Set task
Retype all of the data exactly as given.

Excerpt from a dataset:
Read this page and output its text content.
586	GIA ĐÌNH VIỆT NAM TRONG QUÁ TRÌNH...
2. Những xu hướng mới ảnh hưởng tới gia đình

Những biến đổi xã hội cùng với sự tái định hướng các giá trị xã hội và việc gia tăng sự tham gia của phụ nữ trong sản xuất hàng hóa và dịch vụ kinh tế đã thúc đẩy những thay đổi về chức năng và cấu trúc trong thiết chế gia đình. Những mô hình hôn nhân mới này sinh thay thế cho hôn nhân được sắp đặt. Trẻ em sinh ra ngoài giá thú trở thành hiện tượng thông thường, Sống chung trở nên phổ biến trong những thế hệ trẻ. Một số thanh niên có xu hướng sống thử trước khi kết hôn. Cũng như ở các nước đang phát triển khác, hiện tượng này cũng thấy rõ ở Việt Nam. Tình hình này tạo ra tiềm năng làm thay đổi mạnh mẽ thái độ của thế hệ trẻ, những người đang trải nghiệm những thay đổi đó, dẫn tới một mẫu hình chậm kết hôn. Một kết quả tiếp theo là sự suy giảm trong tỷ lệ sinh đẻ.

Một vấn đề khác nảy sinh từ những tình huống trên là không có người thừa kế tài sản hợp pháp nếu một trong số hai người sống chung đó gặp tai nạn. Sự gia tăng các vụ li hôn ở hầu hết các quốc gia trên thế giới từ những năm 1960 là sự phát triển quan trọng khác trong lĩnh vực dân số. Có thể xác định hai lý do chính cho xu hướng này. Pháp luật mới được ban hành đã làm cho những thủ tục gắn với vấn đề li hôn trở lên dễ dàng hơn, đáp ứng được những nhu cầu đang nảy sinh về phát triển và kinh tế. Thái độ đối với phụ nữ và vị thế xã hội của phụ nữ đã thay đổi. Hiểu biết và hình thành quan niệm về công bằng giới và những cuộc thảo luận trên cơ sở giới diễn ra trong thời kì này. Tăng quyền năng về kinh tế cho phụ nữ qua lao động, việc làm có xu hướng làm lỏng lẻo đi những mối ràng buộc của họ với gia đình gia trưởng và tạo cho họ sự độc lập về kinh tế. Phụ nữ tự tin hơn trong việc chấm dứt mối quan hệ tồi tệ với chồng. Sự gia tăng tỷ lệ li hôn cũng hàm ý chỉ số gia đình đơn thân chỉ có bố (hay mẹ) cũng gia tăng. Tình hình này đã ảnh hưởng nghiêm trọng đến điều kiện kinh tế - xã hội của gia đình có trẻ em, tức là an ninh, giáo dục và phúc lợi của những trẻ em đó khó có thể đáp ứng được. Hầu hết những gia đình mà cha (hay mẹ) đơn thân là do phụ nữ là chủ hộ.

Exercise result
Read this page and output its text content.
586	GIA ĐÌNH VIỆT NAM TRONG QUÁ TRÌNH...
2. Những xu hướng mới ảnh hưởng tới gia đình

Những biến đổi xã hội cùng với sự tái định hướng các giá trị xã hội và việc gia tăng sự tham gia của phụ nữ trong sản xuất hàng hóa và dịch vụ kinh tế đã thúc đẩy những thay đổi về chức năng và cấu trúc trong thiết chế gia đình. Những mô hình hôn nhân mới này sinh thay thế cho hôn nhân được sắp đặt. Trẻ em sinh ra ngoài giá thú trở thành hiện tượng thông thường, Sống chung trở nên phổ biến trong những thế hệ trẻ. Một số thanh niên có xu hướng sống thử trước khi kết hôn. Cũng như ở các nước đang phát triển khác, hiện tượng này cũng thấy rõ ở Việt Nam. Tình hình này tạo ra tiềm năng làm thay đổi mạnh mẽ thái độ của thế hệ trẻ, những người đang trải nghiệm những thay đổi đó, dẫn tới một mẫu hình chậm kết hôn. Một kết quả tiếp theo là sự suy giảm trong tỷ lệ sinh đẻ.

Một vấn đề khác nảy sinh từ những tình huống trên là không có người thừa kế tài sản hợp pháp nếu một trong số hai người sống chung đó gặp tai nạn. Sự gia tăng các vụ li hôn ở hầu hết các quốc gia trên thế giới từ những năm 1960 là sự phát triển quan trọng khác trong lĩnh vực dân số. Có thể xác định hai lý do chính cho xu hướng này. Pháp luật mới được ban hành đã làm cho những thủ tục gắn với vấn đề li hôn trở lên dễ dàng hơn, đáp ứng được những nhu cầu đang nảy sinh về phát triển và kinh tế. Thái độ đối với phụ nữ và vị thế xã hội của phụ nữ đã thay đổi. Hiểu biết và hình thành quan niệm về công bằng giới và những cuộc thảo luận trên cơ sở giới diễn ra trong thời kì này. Tăng quyền năng về kinh tế cho phụ nữ qua lao động, việc làm có xu hướng làm lỏng lẻo đi những mối ràng buộc của họ với gia đình gia trưởng và tạo cho họ sự độc lập về kinh tế. Phụ nữ tự tin hơn trong việc chấm dứt mối quan hệ tồi tệ với chồng. Sự gia tăng tỷ lệ li hôn cũng hàm ý chỉ số gia đình đơn thân chỉ có bố (hay mẹ) cũng gia tăng. Tình hình này đã ảnh hưởng nghiêm trọng đến điều kiện kinh tế - xã hội của gia đình có trẻ em, tức là an ninh, giáo dục và phúc lợi của những trẻ em đó khó có thể đáp ứng được. Hầu hết những gia đình mà cha (hay mẹ) đơn thân là do phụ nữ là chủ hộ.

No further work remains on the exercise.